- WHAT IS ASKED: State the number of lines that contain "Edit", with no other text.
════════════════════
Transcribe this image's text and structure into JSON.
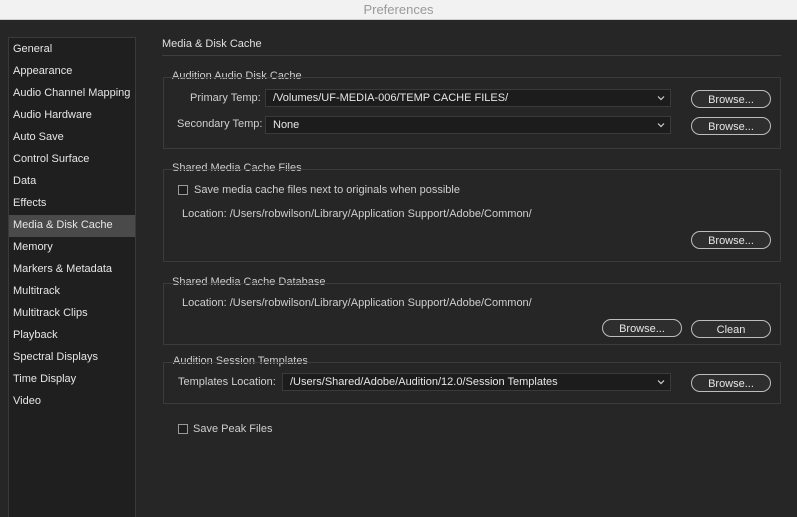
{
  "window": {
    "title": "Preferences"
  },
  "sidebar": {
    "items": [
      {
        "label": "General"
      },
      {
        "label": "Appearance"
      },
      {
        "label": "Audio Channel Mapping"
      },
      {
        "label": "Audio Hardware"
      },
      {
        "label": "Auto Save"
      },
      {
        "label": "Control Surface"
      },
      {
        "label": "Data"
      },
      {
        "label": "Effects"
      },
      {
        "label": "Media & Disk Cache"
      },
      {
        "label": "Memory"
      },
      {
        "label": "Markers & Metadata"
      },
      {
        "label": "Multitrack"
      },
      {
        "label": "Multitrack Clips"
      },
      {
        "label": "Playback"
      },
      {
        "label": "Spectral Displays"
      },
      {
        "label": "Time Display"
      },
      {
        "label": "Video"
      }
    ],
    "selected": "Media & Disk Cache"
  },
  "main": {
    "heading": "Media & Disk Cache",
    "disk_cache": {
      "title": "Audition Audio Disk Cache",
      "primary_label": "Primary Temp:",
      "primary_value": "/Volumes/UF-MEDIA-006/TEMP CACHE FILES/",
      "secondary_label": "Secondary Temp:",
      "secondary_value": "None",
      "browse_label": "Browse..."
    },
    "shared_files": {
      "title": "Shared Media Cache Files",
      "checkbox_label": "Save media cache files next to originals when possible",
      "checkbox_checked": false,
      "location": "Location: /Users/robwilson/Library/Application Support/Adobe/Common/",
      "browse_label": "Browse..."
    },
    "shared_db": {
      "title": "Shared Media Cache Database",
      "location": "Location: /Users/robwilson/Library/Application Support/Adobe/Common/",
      "browse_label": "Browse...",
      "clean_label": "Clean"
    },
    "templates": {
      "title": "Audition Session Templates",
      "location_label": "Templates Location:",
      "location_value": "/Users/Shared/Adobe/Audition/12.0/Session Templates",
      "browse_label": "Browse..."
    },
    "save_peak": {
      "label": "Save Peak Files",
      "checked": false
    }
  },
  "colors": {
    "background": "#262626",
    "sidebar_bg": "#1f1f1f",
    "selected_bg": "#4a4a4a",
    "text": "#e6e6e6"
  }
}
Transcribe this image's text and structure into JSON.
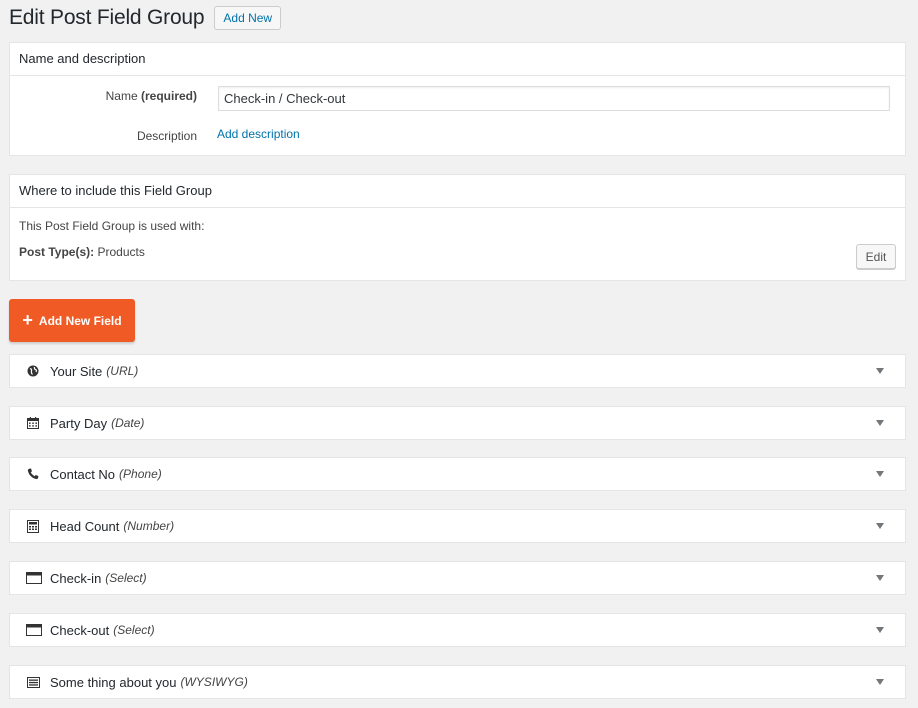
{
  "header": {
    "title": "Edit Post Field Group",
    "add_new_label": "Add New"
  },
  "name_box": {
    "heading": "Name and description",
    "name_label": "Name",
    "name_required": "(required)",
    "name_value": "Check-in / Check-out",
    "description_label": "Description",
    "add_description_link": "Add description"
  },
  "where_box": {
    "heading": "Where to include this Field Group",
    "used_with_text": "This Post Field Group is used with:",
    "post_types_label": "Post Type(s):",
    "post_types_value": "Products",
    "edit_label": "Edit"
  },
  "add_field_button": "Add New Field",
  "fields": [
    {
      "name": "Your Site",
      "type": "(URL)",
      "icon": "globe-icon"
    },
    {
      "name": "Party Day",
      "type": "(Date)",
      "icon": "calendar-icon"
    },
    {
      "name": "Contact No",
      "type": "(Phone)",
      "icon": "phone-icon"
    },
    {
      "name": "Head Count",
      "type": "(Number)",
      "icon": "calculator-icon"
    },
    {
      "name": "Check-in",
      "type": "(Select)",
      "icon": "select-icon"
    },
    {
      "name": "Check-out",
      "type": "(Select)",
      "icon": "select-icon"
    },
    {
      "name": "Some thing about you",
      "type": "(WYSIWYG)",
      "icon": "wysiwyg-icon"
    }
  ],
  "colors": {
    "accent_orange": "#f05a24",
    "link_blue": "#0073aa",
    "background": "#f1f1f1"
  }
}
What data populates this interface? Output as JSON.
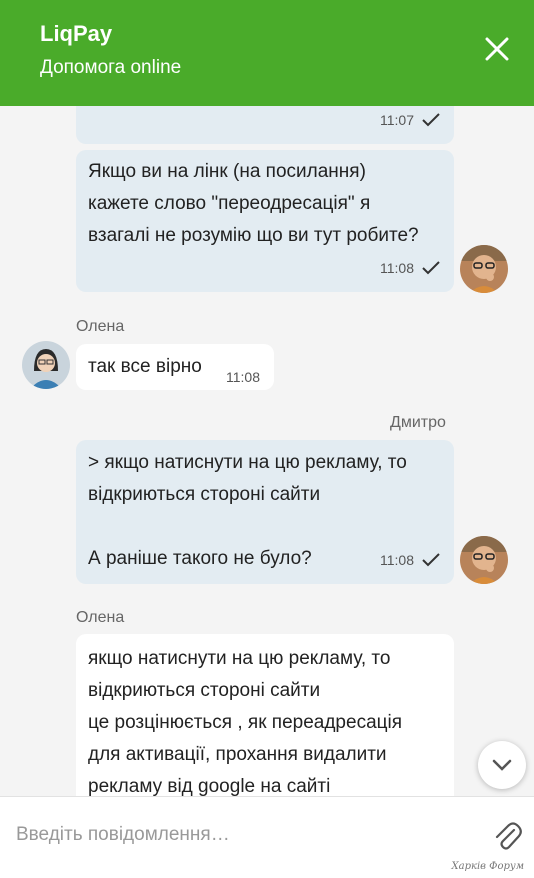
{
  "header": {
    "title": "LiqPay",
    "subtitle": "Допомога online",
    "close_icon": "close-icon",
    "color": "#4aab2a"
  },
  "messages": [
    {
      "direction": "out",
      "text": "",
      "time": "11:07",
      "status_icon": "check-icon"
    },
    {
      "direction": "out",
      "text": "Якщо ви на лінк (на посилання)\nкажете слово \"переодресація\" я\nвзагалі не розумію що ви тут робите?",
      "time": "11:08",
      "status_icon": "check-icon"
    },
    {
      "direction": "in",
      "sender": "Олена",
      "text": "так все вірно",
      "time": "11:08"
    },
    {
      "direction": "out",
      "sender": "Дмитро",
      "text": "> якщо натиснути на цю рекламу, то\nвідкриються стороні сайти\n\nА раніше такого не було?",
      "time": "11:08",
      "status_icon": "check-icon"
    },
    {
      "direction": "in",
      "sender": "Олена",
      "text": "якщо натиснути на цю рекламу, то\nвідкриються стороні сайти\nце розцінюється , як переадресація\nдля активації, прохання видалити\nрекламу від google на сайті"
    }
  ],
  "composer": {
    "placeholder": "Введіть повідомлення…",
    "attach_icon": "paperclip-icon"
  },
  "scroll_button_icon": "chevron-down-icon",
  "watermark": "Харків Форум",
  "colors": {
    "outgoing_bubble": "#e3ecf2",
    "incoming_bubble": "#ffffff",
    "background": "#f4f4f4"
  }
}
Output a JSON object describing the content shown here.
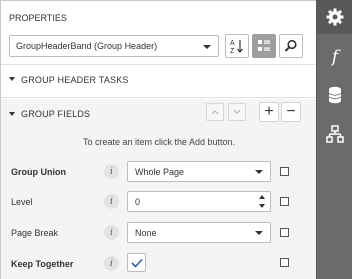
{
  "panel": {
    "title": "PROPERTIES",
    "selector_value": "GroupHeaderBand (Group Header)",
    "sort_icon": "sort-az-icon",
    "categories_icon": "categories-icon",
    "search_icon": "search-icon"
  },
  "sections": {
    "tasks": "GROUP HEADER TASKS",
    "fields": "GROUP FIELDS",
    "hint": "To create an item click the Add button."
  },
  "properties": [
    {
      "label": "Group Union",
      "value": "Whole Page",
      "bold": true
    },
    {
      "label": "Level",
      "value": "0",
      "bold": false
    },
    {
      "label": "Page Break",
      "value": "None",
      "bold": false
    },
    {
      "label": "Keep Together",
      "value": "",
      "checked": true,
      "bold": true
    }
  ],
  "info_glyph": "i",
  "buttons": {
    "add": "+",
    "remove": "−"
  },
  "sidebar": {
    "tabs": [
      "gear-icon",
      "function-icon",
      "database-icon",
      "hierarchy-icon"
    ],
    "function_glyph": "f"
  },
  "colors": {
    "sidebar": "#6b6b6b",
    "accent_check": "#2a5fb0",
    "selected_toggle": "#9e9e9e"
  }
}
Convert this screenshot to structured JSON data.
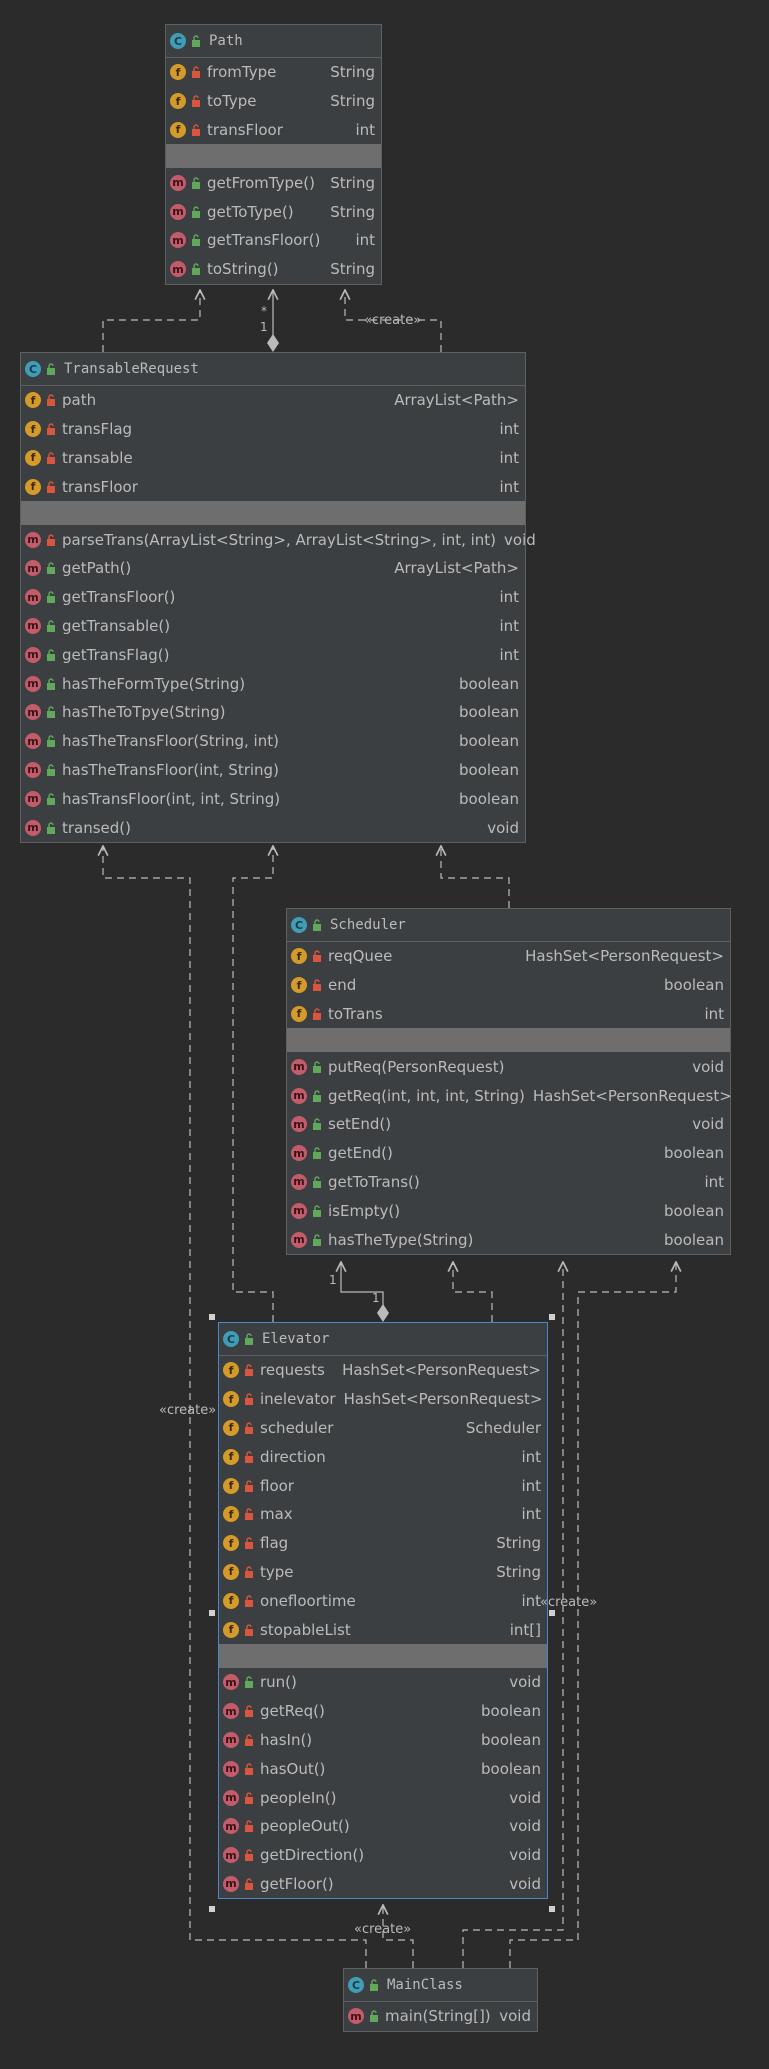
{
  "classes": [
    {
      "key": "path",
      "name": "Path",
      "fields": [
        {
          "name": "fromType",
          "type": "String"
        },
        {
          "name": "toType",
          "type": "String"
        },
        {
          "name": "transFloor",
          "type": "int"
        }
      ],
      "methods": [
        {
          "name": "getFromType()",
          "type": "String",
          "vis": "public"
        },
        {
          "name": "getToType()",
          "type": "String",
          "vis": "public"
        },
        {
          "name": "getTransFloor()",
          "type": "int",
          "vis": "public"
        },
        {
          "name": "toString()",
          "type": "String",
          "vis": "public"
        }
      ]
    },
    {
      "key": "transablerequest",
      "name": "TransableRequest",
      "fields": [
        {
          "name": "path",
          "type": "ArrayList<Path>"
        },
        {
          "name": "transFlag",
          "type": "int"
        },
        {
          "name": "transable",
          "type": "int"
        },
        {
          "name": "transFloor",
          "type": "int"
        }
      ],
      "methods": [
        {
          "name": "parseTrans(ArrayList<String>, ArrayList<String>, int, int)",
          "type": "void",
          "vis": "private"
        },
        {
          "name": "getPath()",
          "type": "ArrayList<Path>",
          "vis": "public"
        },
        {
          "name": "getTransFloor()",
          "type": "int",
          "vis": "public"
        },
        {
          "name": "getTransable()",
          "type": "int",
          "vis": "public"
        },
        {
          "name": "getTransFlag()",
          "type": "int",
          "vis": "public"
        },
        {
          "name": "hasTheFormType(String)",
          "type": "boolean",
          "vis": "public"
        },
        {
          "name": "hasTheToTpye(String)",
          "type": "boolean",
          "vis": "public"
        },
        {
          "name": "hasTheTransFloor(String, int)",
          "type": "boolean",
          "vis": "public"
        },
        {
          "name": "hasTheTransFloor(int, String)",
          "type": "boolean",
          "vis": "public"
        },
        {
          "name": "hasTransFloor(int, int, String)",
          "type": "boolean",
          "vis": "public"
        },
        {
          "name": "transed()",
          "type": "void",
          "vis": "public"
        }
      ]
    },
    {
      "key": "scheduler",
      "name": "Scheduler",
      "fields": [
        {
          "name": "reqQuee",
          "type": "HashSet<PersonRequest>"
        },
        {
          "name": "end",
          "type": "boolean"
        },
        {
          "name": "toTrans",
          "type": "int"
        }
      ],
      "methods": [
        {
          "name": "putReq(PersonRequest)",
          "type": "void",
          "vis": "public"
        },
        {
          "name": "getReq(int, int, int, String)",
          "type": "HashSet<PersonRequest>",
          "vis": "public"
        },
        {
          "name": "setEnd()",
          "type": "void",
          "vis": "public"
        },
        {
          "name": "getEnd()",
          "type": "boolean",
          "vis": "public"
        },
        {
          "name": "getToTrans()",
          "type": "int",
          "vis": "public"
        },
        {
          "name": "isEmpty()",
          "type": "boolean",
          "vis": "public"
        },
        {
          "name": "hasTheType(String)",
          "type": "boolean",
          "vis": "public"
        }
      ]
    },
    {
      "key": "elevator",
      "name": "Elevator",
      "fields": [
        {
          "name": "requests",
          "type": "HashSet<PersonRequest>"
        },
        {
          "name": "inelevator",
          "type": "HashSet<PersonRequest>"
        },
        {
          "name": "scheduler",
          "type": "Scheduler"
        },
        {
          "name": "direction",
          "type": "int"
        },
        {
          "name": "floor",
          "type": "int"
        },
        {
          "name": "max",
          "type": "int"
        },
        {
          "name": "flag",
          "type": "String"
        },
        {
          "name": "type",
          "type": "String"
        },
        {
          "name": "onefloortime",
          "type": "int"
        },
        {
          "name": "stopableList",
          "type": "int[]"
        }
      ],
      "methods": [
        {
          "name": "run()",
          "type": "void",
          "vis": "public"
        },
        {
          "name": "getReq()",
          "type": "boolean",
          "vis": "private"
        },
        {
          "name": "hasIn()",
          "type": "boolean",
          "vis": "private"
        },
        {
          "name": "hasOut()",
          "type": "boolean",
          "vis": "private"
        },
        {
          "name": "peopleIn()",
          "type": "void",
          "vis": "private"
        },
        {
          "name": "peopleOut()",
          "type": "void",
          "vis": "private"
        },
        {
          "name": "getDirection()",
          "type": "void",
          "vis": "private"
        },
        {
          "name": "getFloor()",
          "type": "void",
          "vis": "private"
        }
      ]
    },
    {
      "key": "mainclass",
      "name": "MainClass",
      "fields": [],
      "methods": [
        {
          "name": "main(String[])",
          "type": "void",
          "vis": "public"
        }
      ]
    }
  ],
  "relations": {
    "create_label": "«create»",
    "multiplicity_many": "*",
    "multiplicity_one": "1"
  },
  "icons": {
    "class": "C",
    "field": "f",
    "method": "m"
  },
  "colors": {
    "background": "#2b2b2b",
    "class_fill": "#3c3f41",
    "separator": "#6e6e6e",
    "class_icon": "#3f9db7",
    "field_icon": "#d49b2a",
    "method_icon": "#c35c6a",
    "public_lock": "#62a85a",
    "private_lock": "#d9553e",
    "selection_border": "#4a88c7"
  }
}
════════════════════
- PROBLEM SOLUTION: 2